Re: [PATCH] SUNRPC: remove the maximum number of retries in call_bind_status

Chuck Lever III <chuck.lever@xxxxxxxxxx> · Thu, 6 Apr 2023 19:43:28 +0000

> On Apr 6, 2023, at 3:36 PM, Dai Ngo <dai.ngo@xxxxxxxxxx> wrote:
> 
> Hi Jeff,
> 
> Thank you for taking a look at the patch.
> 
> On 4/6/23 11:10 AM, Jeff Layton wrote:
>> On Thu, 2023-04-06 at 13:33 -0400, Jeff Layton wrote:
>>> On Tue, 2023-03-14 at 09:19 -0700, dai.ngo@xxxxxxxxxx wrote:
>>>> On 3/8/23 11:03 AM, dai.ngo@xxxxxxxxxx wrote:
>>>>> On 3/8/23 10:50 AM, Chuck Lever III wrote:
>>>>>>> On Mar 8, 2023, at 1:45 PM, Dai Ngo <dai.ngo@xxxxxxxxxx> wrote:
>>>>>>> 
>>>>>>> Currently call_bind_status places a hard limit of 3 to the number of
>>>>>>> retries on EACCES error. This limit was done to accommodate the
>>>>>>> behavior
>>>>>>> of a buggy server that keeps returning garbage when the NLM daemon is
>>>>>>> killed on the NFS server. However this change causes problem for other
>>>>>>> servers that take a little longer than 9 seconds for the port mapper to
>>>>>>> 
>>>>>>> 
>> 
>> Actually, the EACCES error means that the host doesn't have the port
>> registered.

_RECORDS SUPPLIED_.
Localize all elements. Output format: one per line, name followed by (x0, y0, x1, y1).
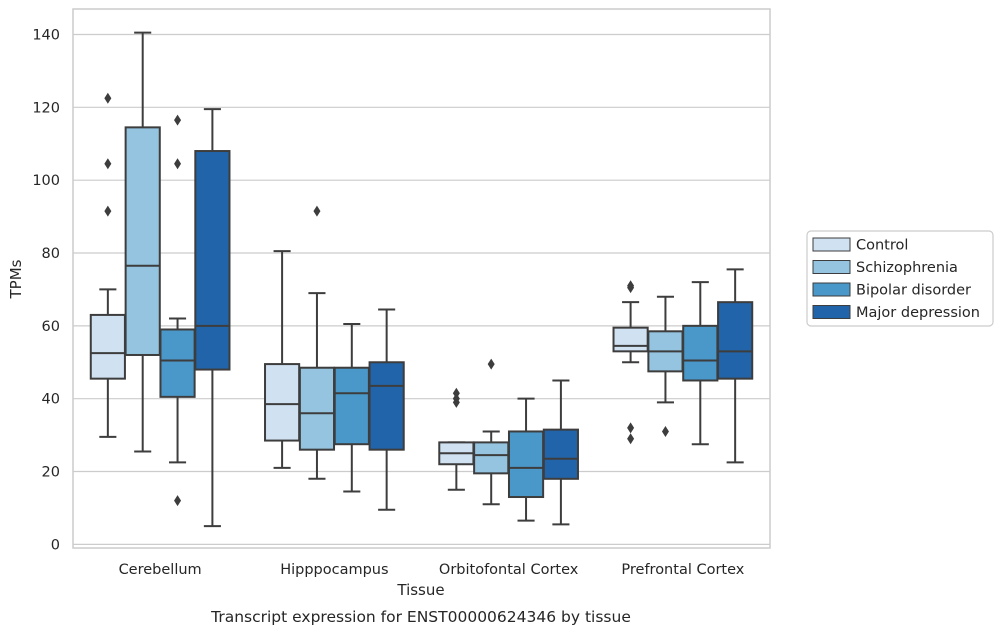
legend-label: Schizophrenia (856, 260, 958, 276)
y-tick-label: 20 (42, 465, 60, 481)
outlier-point (487, 358, 495, 370)
box-iqr (612, 326, 649, 353)
legend-swatch (812, 282, 851, 297)
box-iqr (368, 361, 405, 451)
box-iqr (194, 150, 231, 371)
y-tick-label: 140 (32, 27, 60, 43)
box-bipolar-disorder (159, 114, 196, 507)
plot-frame (72, 8, 771, 549)
box-schizophrenia (124, 31, 161, 453)
legend-swatch (812, 260, 851, 274)
box-iqr (333, 366, 370, 446)
y-axis-label: TPMs (7, 259, 25, 299)
legend-label: Control (856, 238, 908, 254)
box-iqr (717, 301, 754, 380)
x-axis-tick-labels: Cerebellum Hipppocampus Orbitofontal Corte… (119, 562, 745, 578)
x-axis-label: Tissue (396, 581, 444, 599)
box-major-depression (368, 308, 405, 511)
y-tick-label: 0 (51, 537, 60, 553)
box-major-depression (194, 108, 231, 528)
box-iqr (264, 363, 301, 442)
legend-label: Major depression (856, 305, 980, 321)
outlier-point (174, 158, 182, 170)
legend-frame (806, 230, 994, 327)
outlier-point (104, 205, 112, 217)
box-iqr (298, 366, 336, 451)
y-tick-label: 80 (42, 246, 60, 262)
y-axis-tick-labels: 0 20 40 60 80 100 120 140 (32, 27, 60, 553)
box-control (612, 280, 649, 445)
box-plot-series (89, 31, 754, 528)
y-tick-label: 60 (42, 319, 60, 335)
x-tick-label: Orbitofontal Cortex (439, 562, 579, 578)
box-schizophrenia (473, 358, 510, 506)
box-schizophrenia (298, 205, 336, 480)
chart-caption: Transcript expression for ENST0000062434… (210, 608, 631, 626)
y-tick-label: 40 (42, 392, 60, 408)
x-tick-label: Cerebellum (119, 562, 202, 578)
box-iqr (473, 441, 510, 475)
legend-label: Bipolar disorder (856, 283, 971, 299)
box-iqr (124, 126, 161, 356)
legend-swatch (812, 305, 851, 319)
box-major-depression (717, 268, 754, 464)
y-tick-label: 120 (32, 100, 60, 116)
outlier-point (313, 205, 321, 217)
outlier-point (174, 114, 182, 126)
box-major-depression (542, 379, 579, 526)
outlier-point (104, 92, 112, 104)
box-control (264, 250, 301, 469)
outlier-point (661, 425, 669, 437)
box-iqr (682, 324, 719, 382)
box-control (438, 387, 475, 491)
box-iqr (542, 428, 579, 480)
box-bipolar-disorder (682, 281, 719, 446)
outlier-point (452, 396, 460, 408)
outlier-point (627, 433, 635, 445)
box-iqr (159, 328, 196, 398)
outlier-point (627, 282, 635, 294)
outlier-point (174, 495, 182, 507)
outlier-point (627, 422, 635, 434)
y-tick-label: 100 (32, 173, 60, 189)
box-iqr (89, 313, 126, 380)
x-tick-label: Prefrontal Cortex (621, 562, 744, 578)
x-tick-label: Hipppocampus (280, 562, 388, 578)
outlier-point (104, 158, 112, 170)
box-control (89, 92, 126, 438)
box-bipolar-disorder (507, 397, 545, 522)
gridlines (73, 33, 770, 545)
box-schizophrenia (647, 295, 684, 437)
legend: Control Schizophrenia Bipolar disorder Majo… (806, 230, 994, 327)
legend-swatch (812, 237, 851, 252)
box-bipolar-disorder (333, 323, 370, 493)
box-iqr (507, 430, 545, 499)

_STATED EXERCISE 1_. In the SUNRPC patch thread, what does Jeff Layton say the EACCES error means?
_STATED EXERCISE 2_. Carry on the SUNRPC patch thread from its last line.

_EXERCISE RESPONSE 1_. It means the host doesn't have the port registered.

_EXERCISE RESPONSE 2_.
> 
> Yes, our SQA team runs stress lock test and restart the NFS server.
> Sometimes the NFS server starts up and register to the port mapper in
> time and there is no problem but occasionally it's late coming up causing
> this EACCES error.
> 
>>  That could happen if (e.g.) the host had a NFSv3 mount up
>> with an NLM connection and then crashed and rebooted and didn't remount
>> it.
> 
> can you please explain this scenario I don't quite follow it. If the v3
> client crashed and did not remount the export then how can the client try
> to access/lock anything on the server? I must have missing something here.
> 
>>  
>>>>>>> become ready when the NFS server is restarted.
>>>>>>> 
>>>>>>> This patch removes this hard coded limit and let the RPC handles
>>>>>>> the retry according to whether the export is soft or hard mounted.
>>>>>>> 
>>>>>>> To avoid the hang with buggy server, the client can use soft mount for
>>>>>>> the export.
>>>>>>> 
>>>>>>> Fixes: 0b760113a3a1 ("NLM: Don't hang forever on NLM unlock requests")
>>>>>>> Reported-by: Helen Chao <helen.chao@xxxxxxxxxx>
>>>>>>> Tested-by: Helen Chao <helen.chao@xxxxxxxxxx>
>>>>>>> Signed-off-by: Dai Ngo <dai.ngo@xxxxxxxxxx>
>>>>>> Helen is the royal queen of ^C  ;-)
>>>>>> 
>>>>>> Did you try ^C on a mount while it waits for a rebind?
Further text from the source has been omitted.